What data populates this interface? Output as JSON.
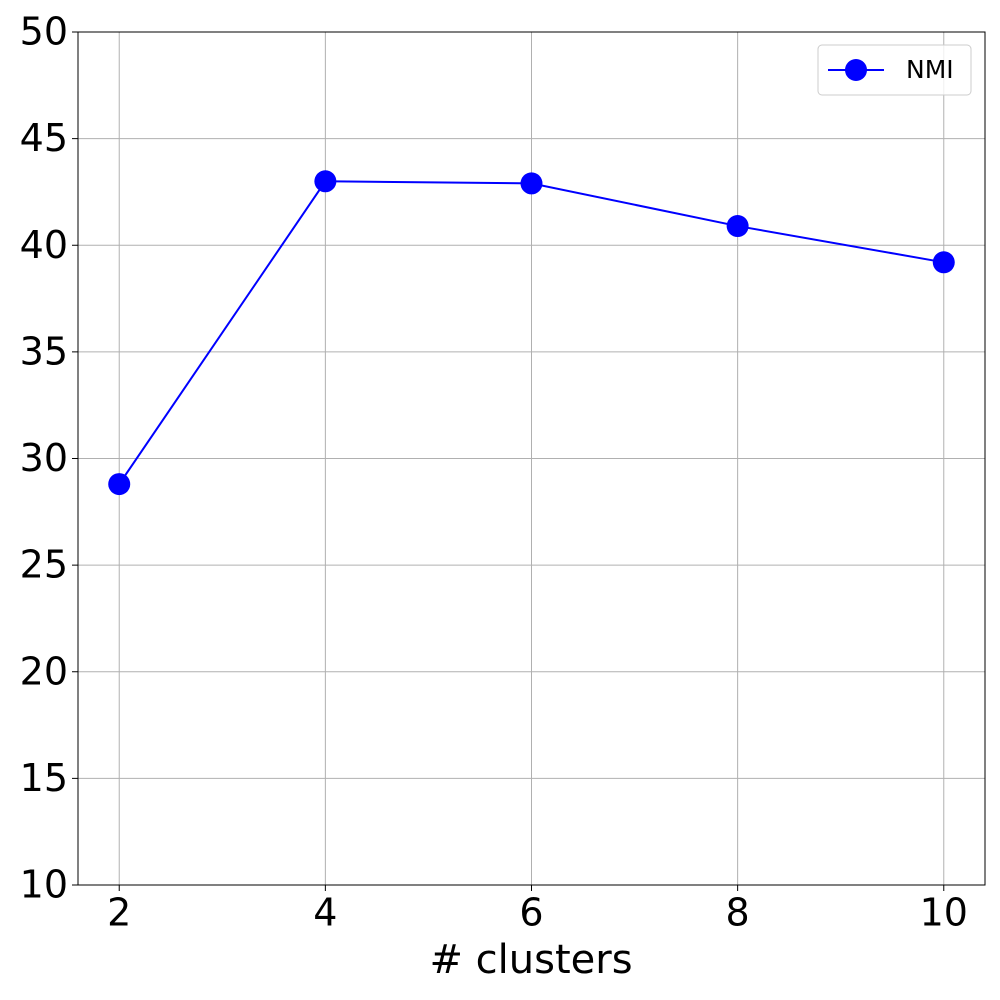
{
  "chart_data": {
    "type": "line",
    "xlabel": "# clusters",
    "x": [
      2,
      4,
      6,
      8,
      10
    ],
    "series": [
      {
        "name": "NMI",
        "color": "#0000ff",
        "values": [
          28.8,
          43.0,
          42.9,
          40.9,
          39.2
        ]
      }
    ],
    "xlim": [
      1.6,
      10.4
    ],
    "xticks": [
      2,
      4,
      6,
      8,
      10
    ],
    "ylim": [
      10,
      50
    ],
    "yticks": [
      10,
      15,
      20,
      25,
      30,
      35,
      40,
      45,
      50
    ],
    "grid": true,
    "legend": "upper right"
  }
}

#####

- TASK DESCRIPTION -
Pictures stay out of the copy; please restate every record above exactly.

- WORKED ANSWER -
What data populates this interface? Output as JSON.
{
  "chart_data": {
    "type": "line",
    "xlabel": "# clusters",
    "x": [
      2,
      4,
      6,
      8,
      10
    ],
    "series": [
      {
        "name": "NMI",
        "color": "#0000ff",
        "values": [
          28.8,
          43.0,
          42.9,
          40.9,
          39.2
        ]
      }
    ],
    "xlim": [
      1.6,
      10.4
    ],
    "xticks": [
      2,
      4,
      6,
      8,
      10
    ],
    "ylim": [
      10,
      50
    ],
    "yticks": [
      10,
      15,
      20,
      25,
      30,
      35,
      40,
      45,
      50
    ],
    "grid": true,
    "legend": "upper right"
  }
}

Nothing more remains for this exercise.